Records contained in a dataset:
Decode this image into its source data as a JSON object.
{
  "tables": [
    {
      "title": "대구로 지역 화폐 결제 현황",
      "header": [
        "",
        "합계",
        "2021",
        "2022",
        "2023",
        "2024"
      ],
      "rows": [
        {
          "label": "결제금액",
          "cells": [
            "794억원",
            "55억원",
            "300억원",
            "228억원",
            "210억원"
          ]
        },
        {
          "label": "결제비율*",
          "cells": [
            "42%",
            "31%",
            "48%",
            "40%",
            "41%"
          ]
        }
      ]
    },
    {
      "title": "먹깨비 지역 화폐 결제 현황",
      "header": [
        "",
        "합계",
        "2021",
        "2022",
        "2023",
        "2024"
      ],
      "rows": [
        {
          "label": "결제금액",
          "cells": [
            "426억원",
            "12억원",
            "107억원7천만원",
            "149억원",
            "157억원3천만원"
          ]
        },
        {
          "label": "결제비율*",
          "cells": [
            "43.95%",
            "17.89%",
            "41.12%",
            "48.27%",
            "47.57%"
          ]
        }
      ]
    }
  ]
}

### Your instructions
Each entry must be reproduced verbatim.

### Result for this task
Decode this image into its source data as a JSON object.
{
  "tables": [
    {
      "title": "대구로 지역 화폐 결제 현황",
      "header": [
        "",
        "합계",
        "2021",
        "2022",
        "2023",
        "2024"
      ],
      "rows": [
        {
          "label": "결제금액",
          "cells": [
            "794억원",
            "55억원",
            "300억원",
            "228억원",
            "210억원"
          ]
        },
        {
          "label": "결제비율*",
          "cells": [
            "42%",
            "31%",
            "48%",
            "40%",
            "41%"
          ]
        }
      ]
    },
    {
      "title": "먹깨비 지역 화폐 결제 현황",
      "header": [
        "",
        "합계",
        "2021",
        "2022",
        "2023",
        "2024"
      ],
      "rows": [
        {
          "label": "결제금액",
          "cells": [
            "426억원",
            "12억원",
            "107억원7천만원",
            "149억원",
            "157억원3천만원"
          ]
        },
        {
          "label": "결제비율*",
          "cells": [
            "43.95%",
            "17.89%",
            "41.12%",
            "48.27%",
            "47.57%"
          ]
        }
      ]
    }
  ]
}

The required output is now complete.